* [Aim]: Can you transcribe every line exactly and leave the pictures behind?

· · · · ·

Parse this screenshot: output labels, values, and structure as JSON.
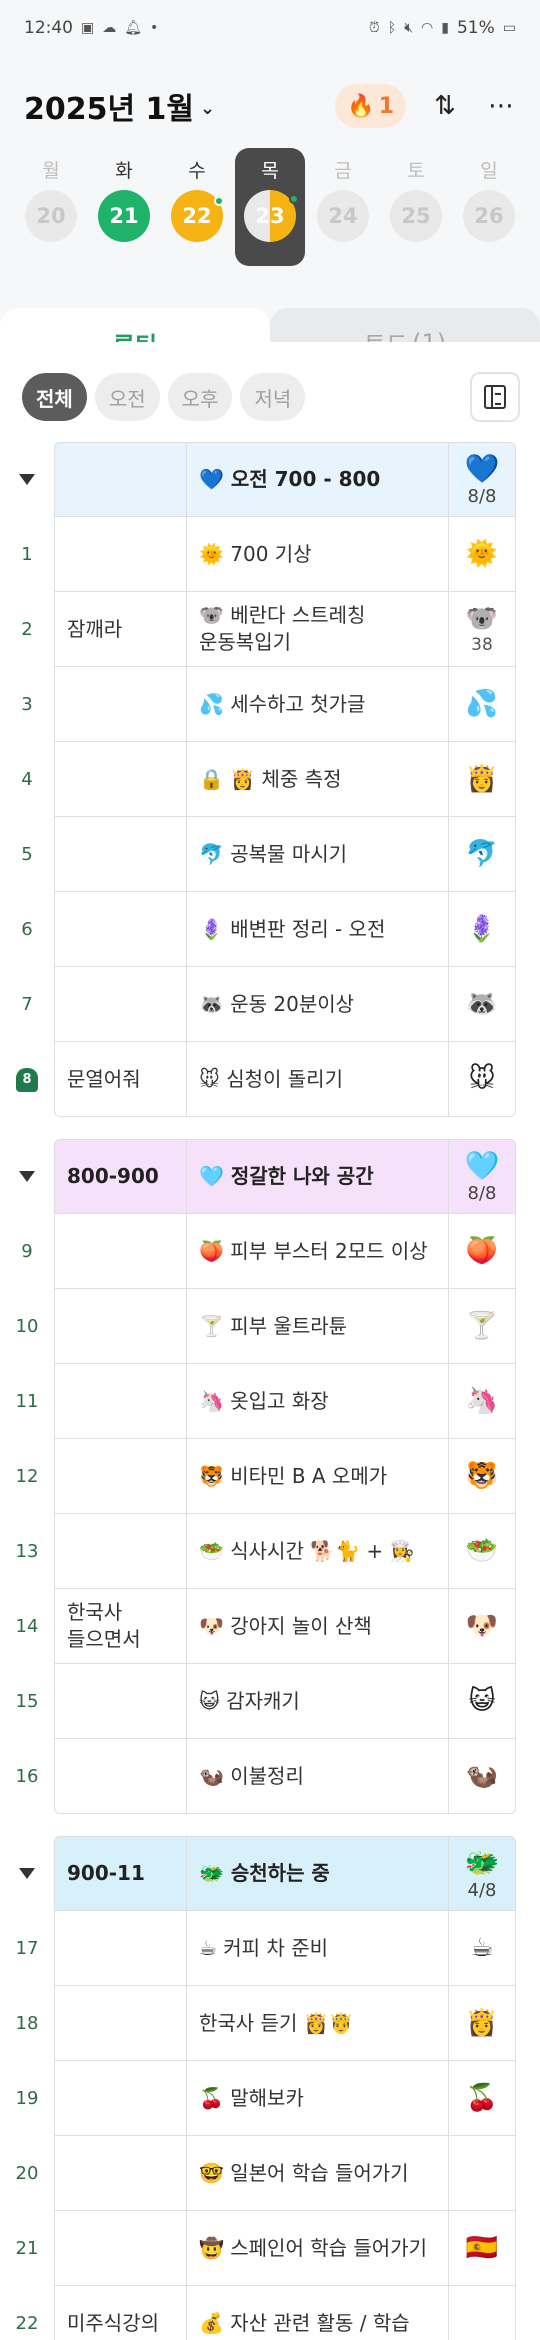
{
  "status": {
    "time": "12:40",
    "battery": "51%"
  },
  "header": {
    "month_label": "2025년 1월",
    "streak_count": "1",
    "streak_icon": "🔥"
  },
  "week": [
    {
      "name": "월",
      "num": "20",
      "state": "plain"
    },
    {
      "name": "화",
      "num": "21",
      "state": "green"
    },
    {
      "name": "수",
      "num": "22",
      "state": "yellow"
    },
    {
      "name": "목",
      "num": "23",
      "state": "today"
    },
    {
      "name": "금",
      "num": "24",
      "state": "plain"
    },
    {
      "name": "토",
      "num": "25",
      "state": "plain"
    },
    {
      "name": "일",
      "num": "26",
      "state": "plain"
    }
  ],
  "tabs": {
    "routine": "루틴",
    "todo": "투두",
    "todo_count": "(1)"
  },
  "filters": [
    "전체",
    "오전",
    "오후",
    "저녁"
  ],
  "sections": [
    {
      "theme": "blue",
      "col1": "",
      "title": "💙 오전  700 - 800",
      "badge": "💙",
      "progress": "8/8",
      "rows": [
        {
          "num": "1",
          "col1": "",
          "task": "🌞  700  기상",
          "icon": "🌞",
          "sub": ""
        },
        {
          "num": "2",
          "col1": "잠깨라",
          "task": "🐨 베란다 스트레칭\n운동복입기",
          "icon": "🐨",
          "sub": "38"
        },
        {
          "num": "3",
          "col1": "",
          "task": "💦  세수하고 첫가글",
          "icon": "💦",
          "sub": ""
        },
        {
          "num": "4",
          "col1": "",
          "task": "🔒 👸  체중 측정",
          "icon": "👸",
          "sub": ""
        },
        {
          "num": "5",
          "col1": "",
          "task": "🐬  공복물 마시기",
          "icon": "🐬",
          "sub": ""
        },
        {
          "num": "6",
          "col1": "",
          "task": "🪻  배변판 정리 - 오전",
          "icon": "🪻",
          "sub": ""
        },
        {
          "num": "7",
          "col1": "",
          "task": "🦝  운동 20분이상",
          "icon": "🦝",
          "sub": ""
        },
        {
          "num": "8",
          "col1": "문열어줘",
          "task": "🐭  심청이 돌리기",
          "icon": "🐭",
          "sub": "",
          "bell": true
        }
      ]
    },
    {
      "theme": "pink",
      "col1": "800-900",
      "title": "🩵 정갈한 나와 공간",
      "badge": "🩵",
      "progress": "8/8",
      "rows": [
        {
          "num": "9",
          "col1": "",
          "task": "🍑  피부 부스터 2모드 이상",
          "icon": "🍑",
          "sub": ""
        },
        {
          "num": "10",
          "col1": "",
          "task": "🍸  피부 울트라튠",
          "icon": "🍸",
          "sub": ""
        },
        {
          "num": "11",
          "col1": "",
          "task": "🦄  옷입고 화장",
          "icon": "🦄",
          "sub": ""
        },
        {
          "num": "12",
          "col1": "",
          "task": "🐯  비타민 B A 오메가",
          "icon": "🐯",
          "sub": ""
        },
        {
          "num": "13",
          "col1": "",
          "task": "🥗  식사시간  🐕🐈 + 👩‍🍳",
          "icon": "🥗",
          "sub": ""
        },
        {
          "num": "14",
          "col1": "한국사\n들으면서",
          "task": "🐶 강아지 놀이 산책",
          "icon": "🐶",
          "sub": ""
        },
        {
          "num": "15",
          "col1": "",
          "task": "😺  감자캐기",
          "icon": "😺",
          "sub": ""
        },
        {
          "num": "16",
          "col1": "",
          "task": "🦦  이불정리",
          "icon": "🦦",
          "sub": ""
        }
      ]
    },
    {
      "theme": "sky",
      "col1": "900-11",
      "title": "🐲 승천하는 중",
      "badge": "🐲",
      "progress": "4/8",
      "rows": [
        {
          "num": "17",
          "col1": "",
          "task": "☕  커피 차 준비",
          "icon": "☕",
          "sub": ""
        },
        {
          "num": "18",
          "col1": "",
          "task": "한국사 듣기 👸🤴",
          "icon": "👸",
          "sub": ""
        },
        {
          "num": "19",
          "col1": "",
          "task": "🍒  말해보카",
          "icon": "🍒",
          "sub": ""
        },
        {
          "num": "20",
          "col1": "",
          "task": "🤓  일본어 학습 들어가기",
          "icon": "",
          "sub": ""
        },
        {
          "num": "21",
          "col1": "",
          "task": "🤠  스페인어 학습 들어가기",
          "icon": "🇪🇸",
          "sub": ""
        },
        {
          "num": "22",
          "col1": "미주식강의",
          "task": "💰  자산 관련 활동 / 학습",
          "icon": "",
          "sub": ""
        }
      ]
    }
  ]
}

· · · · ·

* [Response]:
Parse this screenshot: output labels, values, and structure as JSON.
{
  "status": {
    "time": "12:40",
    "battery": "51%"
  },
  "header": {
    "month_label": "2025년 1월",
    "streak_count": "1",
    "streak_icon": "🔥"
  },
  "week": [
    {
      "name": "월",
      "num": "20",
      "state": "plain"
    },
    {
      "name": "화",
      "num": "21",
      "state": "green"
    },
    {
      "name": "수",
      "num": "22",
      "state": "yellow"
    },
    {
      "name": "목",
      "num": "23",
      "state": "today"
    },
    {
      "name": "금",
      "num": "24",
      "state": "plain"
    },
    {
      "name": "토",
      "num": "25",
      "state": "plain"
    },
    {
      "name": "일",
      "num": "26",
      "state": "plain"
    }
  ],
  "tabs": {
    "routine": "루틴",
    "todo": "투두",
    "todo_count": "(1)"
  },
  "filters": [
    "전체",
    "오전",
    "오후",
    "저녁"
  ],
  "sections": [
    {
      "theme": "blue",
      "col1": "",
      "title": "💙 오전  700 - 800",
      "badge": "💙",
      "progress": "8/8",
      "rows": [
        {
          "num": "1",
          "col1": "",
          "task": "🌞  700  기상",
          "icon": "🌞",
          "sub": ""
        },
        {
          "num": "2",
          "col1": "잠깨라",
          "task": "🐨 베란다 스트레칭\n운동복입기",
          "icon": "🐨",
          "sub": "38"
        },
        {
          "num": "3",
          "col1": "",
          "task": "💦  세수하고 첫가글",
          "icon": "💦",
          "sub": ""
        },
        {
          "num": "4",
          "col1": "",
          "task": "🔒 👸  체중 측정",
          "icon": "👸",
          "sub": ""
        },
        {
          "num": "5",
          "col1": "",
          "task": "🐬  공복물 마시기",
          "icon": "🐬",
          "sub": ""
        },
        {
          "num": "6",
          "col1": "",
          "task": "🪻  배변판 정리 - 오전",
          "icon": "🪻",
          "sub": ""
        },
        {
          "num": "7",
          "col1": "",
          "task": "🦝  운동 20분이상",
          "icon": "🦝",
          "sub": ""
        },
        {
          "num": "8",
          "col1": "문열어줘",
          "task": "🐭  심청이 돌리기",
          "icon": "🐭",
          "sub": "",
          "bell": true
        }
      ]
    },
    {
      "theme": "pink",
      "col1": "800-900",
      "title": "🩵 정갈한 나와 공간",
      "badge": "🩵",
      "progress": "8/8",
      "rows": [
        {
          "num": "9",
          "col1": "",
          "task": "🍑  피부 부스터 2모드 이상",
          "icon": "🍑",
          "sub": ""
        },
        {
          "num": "10",
          "col1": "",
          "task": "🍸  피부 울트라튠",
          "icon": "🍸",
          "sub": ""
        },
        {
          "num": "11",
          "col1": "",
          "task": "🦄  옷입고 화장",
          "icon": "🦄",
          "sub": ""
        },
        {
          "num": "12",
          "col1": "",
          "task": "🐯  비타민 B A 오메가",
          "icon": "🐯",
          "sub": ""
        },
        {
          "num": "13",
          "col1": "",
          "task": "🥗  식사시간  🐕🐈 + 👩‍🍳",
          "icon": "🥗",
          "sub": ""
        },
        {
          "num": "14",
          "col1": "한국사\n들으면서",
          "task": "🐶 강아지 놀이 산책",
          "icon": "🐶",
          "sub": ""
        },
        {
          "num": "15",
          "col1": "",
          "task": "😺  감자캐기",
          "icon": "😺",
          "sub": ""
        },
        {
          "num": "16",
          "col1": "",
          "task": "🦦  이불정리",
          "icon": "🦦",
          "sub": ""
        }
      ]
    },
    {
      "theme": "sky",
      "col1": "900-11",
      "title": "🐲 승천하는 중",
      "badge": "🐲",
      "progress": "4/8",
      "rows": [
        {
          "num": "17",
          "col1": "",
          "task": "☕  커피 차 준비",
          "icon": "☕",
          "sub": ""
        },
        {
          "num": "18",
          "col1": "",
          "task": "한국사 듣기 👸🤴",
          "icon": "👸",
          "sub": ""
        },
        {
          "num": "19",
          "col1": "",
          "task": "🍒  말해보카",
          "icon": "🍒",
          "sub": ""
        },
        {
          "num": "20",
          "col1": "",
          "task": "🤓  일본어 학습 들어가기",
          "icon": "",
          "sub": ""
        },
        {
          "num": "21",
          "col1": "",
          "task": "🤠  스페인어 학습 들어가기",
          "icon": "🇪🇸",
          "sub": ""
        },
        {
          "num": "22",
          "col1": "미주식강의",
          "task": "💰  자산 관련 활동 / 학습",
          "icon": "",
          "sub": ""
        }
      ]
    }
  ]
}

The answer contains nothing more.